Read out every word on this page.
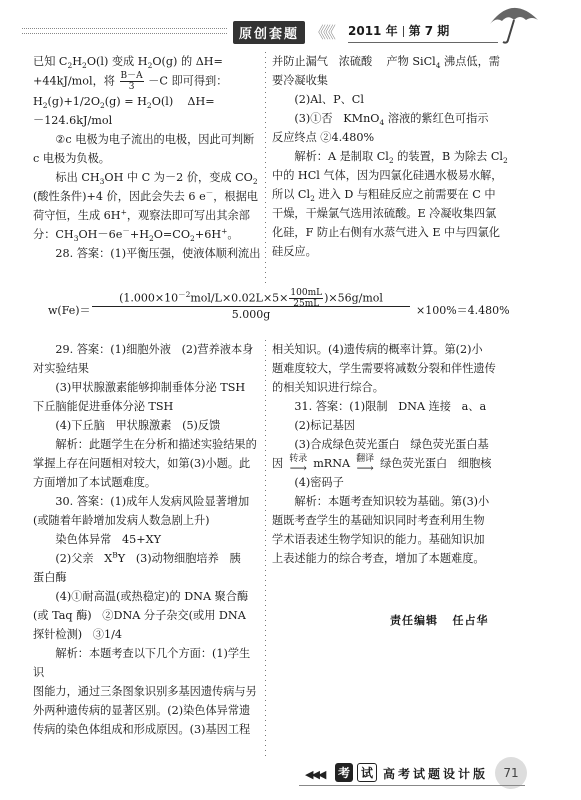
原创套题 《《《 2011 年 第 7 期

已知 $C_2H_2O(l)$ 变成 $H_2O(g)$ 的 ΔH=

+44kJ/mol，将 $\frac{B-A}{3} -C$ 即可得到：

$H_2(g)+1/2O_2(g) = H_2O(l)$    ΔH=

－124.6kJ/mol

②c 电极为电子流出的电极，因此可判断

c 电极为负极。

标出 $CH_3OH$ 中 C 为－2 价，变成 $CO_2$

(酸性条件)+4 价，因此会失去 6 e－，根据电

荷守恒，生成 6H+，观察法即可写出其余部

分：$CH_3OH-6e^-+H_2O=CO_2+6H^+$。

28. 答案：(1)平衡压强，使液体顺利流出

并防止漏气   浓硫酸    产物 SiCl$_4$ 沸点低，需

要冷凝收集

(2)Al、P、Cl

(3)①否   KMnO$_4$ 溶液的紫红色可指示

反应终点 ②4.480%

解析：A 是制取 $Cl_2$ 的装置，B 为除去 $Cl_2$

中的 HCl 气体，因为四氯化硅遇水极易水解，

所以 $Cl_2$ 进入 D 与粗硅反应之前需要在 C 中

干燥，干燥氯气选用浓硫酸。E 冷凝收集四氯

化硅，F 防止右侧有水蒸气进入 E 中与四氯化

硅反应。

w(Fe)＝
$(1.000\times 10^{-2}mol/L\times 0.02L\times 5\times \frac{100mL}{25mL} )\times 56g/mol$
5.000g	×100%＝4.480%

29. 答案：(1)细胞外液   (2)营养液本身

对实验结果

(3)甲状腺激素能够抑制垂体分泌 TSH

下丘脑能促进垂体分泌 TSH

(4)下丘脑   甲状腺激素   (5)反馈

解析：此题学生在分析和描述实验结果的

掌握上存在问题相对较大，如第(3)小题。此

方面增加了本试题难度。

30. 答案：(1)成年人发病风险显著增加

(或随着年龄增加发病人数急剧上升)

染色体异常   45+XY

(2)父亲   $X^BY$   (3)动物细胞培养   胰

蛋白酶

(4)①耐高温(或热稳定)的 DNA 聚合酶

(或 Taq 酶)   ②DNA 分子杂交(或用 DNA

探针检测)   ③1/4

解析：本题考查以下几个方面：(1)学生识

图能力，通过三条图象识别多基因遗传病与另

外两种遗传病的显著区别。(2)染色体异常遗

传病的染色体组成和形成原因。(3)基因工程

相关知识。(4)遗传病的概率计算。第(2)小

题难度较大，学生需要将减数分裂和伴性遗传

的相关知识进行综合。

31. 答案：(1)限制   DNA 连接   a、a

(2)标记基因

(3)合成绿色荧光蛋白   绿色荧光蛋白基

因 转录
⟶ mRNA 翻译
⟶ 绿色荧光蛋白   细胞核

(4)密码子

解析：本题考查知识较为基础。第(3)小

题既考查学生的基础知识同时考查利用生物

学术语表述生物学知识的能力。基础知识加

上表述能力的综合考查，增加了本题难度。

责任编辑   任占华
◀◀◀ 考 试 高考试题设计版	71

--

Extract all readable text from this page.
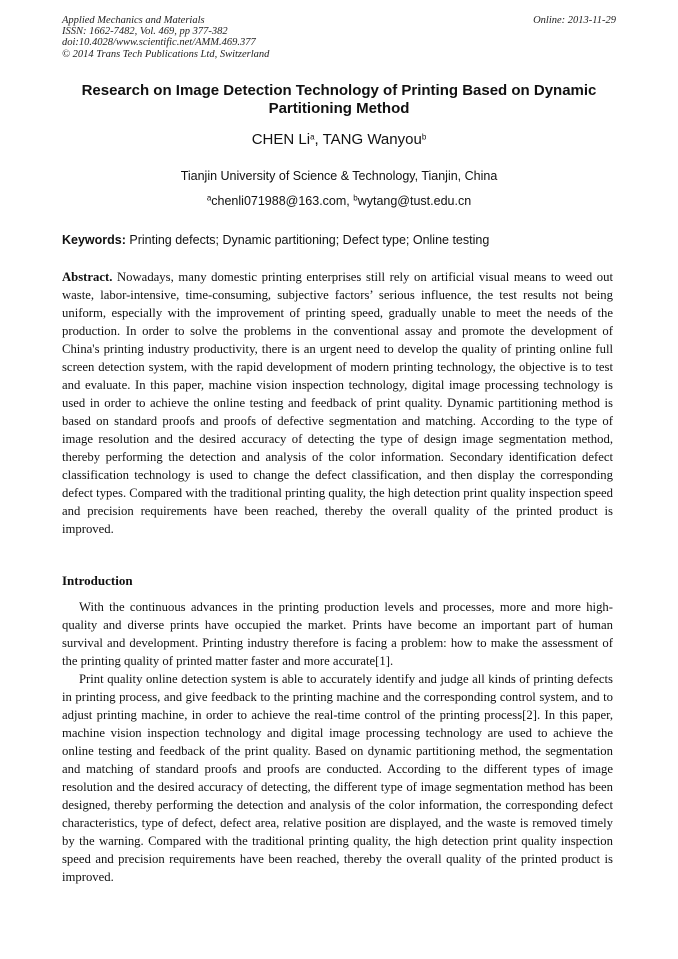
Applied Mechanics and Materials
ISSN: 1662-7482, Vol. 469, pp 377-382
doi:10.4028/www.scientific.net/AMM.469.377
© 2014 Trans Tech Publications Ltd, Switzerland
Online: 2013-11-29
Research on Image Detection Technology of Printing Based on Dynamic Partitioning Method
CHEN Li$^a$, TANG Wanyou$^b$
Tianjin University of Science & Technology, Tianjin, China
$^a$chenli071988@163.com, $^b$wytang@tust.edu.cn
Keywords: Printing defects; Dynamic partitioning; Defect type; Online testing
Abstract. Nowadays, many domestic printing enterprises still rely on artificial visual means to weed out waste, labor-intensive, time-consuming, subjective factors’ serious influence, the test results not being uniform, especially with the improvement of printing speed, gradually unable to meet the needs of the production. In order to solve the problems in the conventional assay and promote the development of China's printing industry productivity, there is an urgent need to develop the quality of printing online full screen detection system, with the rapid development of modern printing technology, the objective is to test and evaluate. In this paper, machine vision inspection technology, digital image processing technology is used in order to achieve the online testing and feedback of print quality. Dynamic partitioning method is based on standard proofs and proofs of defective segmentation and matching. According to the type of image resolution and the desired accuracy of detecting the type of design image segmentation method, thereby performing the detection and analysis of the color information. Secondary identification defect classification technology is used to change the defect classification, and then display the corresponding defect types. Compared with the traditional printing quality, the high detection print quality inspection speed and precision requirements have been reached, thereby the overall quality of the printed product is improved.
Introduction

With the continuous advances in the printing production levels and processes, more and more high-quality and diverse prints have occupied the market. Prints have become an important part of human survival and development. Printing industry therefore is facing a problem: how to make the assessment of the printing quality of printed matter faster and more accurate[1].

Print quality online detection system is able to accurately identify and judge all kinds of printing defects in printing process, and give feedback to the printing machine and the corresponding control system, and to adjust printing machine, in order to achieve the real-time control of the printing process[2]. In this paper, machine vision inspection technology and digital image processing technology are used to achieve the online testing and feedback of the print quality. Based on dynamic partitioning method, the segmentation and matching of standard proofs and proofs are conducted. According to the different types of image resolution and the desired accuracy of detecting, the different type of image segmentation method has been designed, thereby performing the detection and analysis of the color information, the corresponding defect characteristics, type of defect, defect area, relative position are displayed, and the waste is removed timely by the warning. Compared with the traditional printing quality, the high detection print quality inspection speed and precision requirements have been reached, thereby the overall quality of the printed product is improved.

* * *

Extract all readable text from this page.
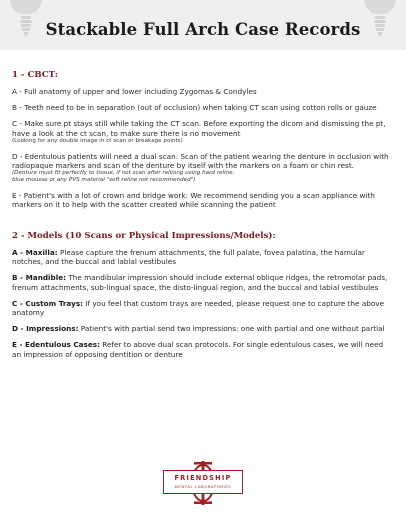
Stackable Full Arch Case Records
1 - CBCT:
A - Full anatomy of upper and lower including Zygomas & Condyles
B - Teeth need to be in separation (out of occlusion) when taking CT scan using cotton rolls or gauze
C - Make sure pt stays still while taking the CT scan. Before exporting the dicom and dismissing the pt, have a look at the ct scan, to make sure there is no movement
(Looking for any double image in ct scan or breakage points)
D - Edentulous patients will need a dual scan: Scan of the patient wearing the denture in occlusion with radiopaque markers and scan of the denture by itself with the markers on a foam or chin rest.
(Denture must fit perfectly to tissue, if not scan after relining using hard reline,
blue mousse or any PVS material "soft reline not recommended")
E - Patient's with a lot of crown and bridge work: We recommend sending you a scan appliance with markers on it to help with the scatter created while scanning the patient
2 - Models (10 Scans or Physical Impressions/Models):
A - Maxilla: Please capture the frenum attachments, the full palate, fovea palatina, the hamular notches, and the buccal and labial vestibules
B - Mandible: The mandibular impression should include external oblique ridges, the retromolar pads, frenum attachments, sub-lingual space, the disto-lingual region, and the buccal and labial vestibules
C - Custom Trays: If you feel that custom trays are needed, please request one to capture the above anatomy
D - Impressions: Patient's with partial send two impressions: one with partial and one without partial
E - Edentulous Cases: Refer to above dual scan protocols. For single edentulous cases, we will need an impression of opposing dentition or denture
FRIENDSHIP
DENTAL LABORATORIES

Directions for this task: State the number of lines in the entries above that contain the word "labial", and nothing more.

Solution to this task: 2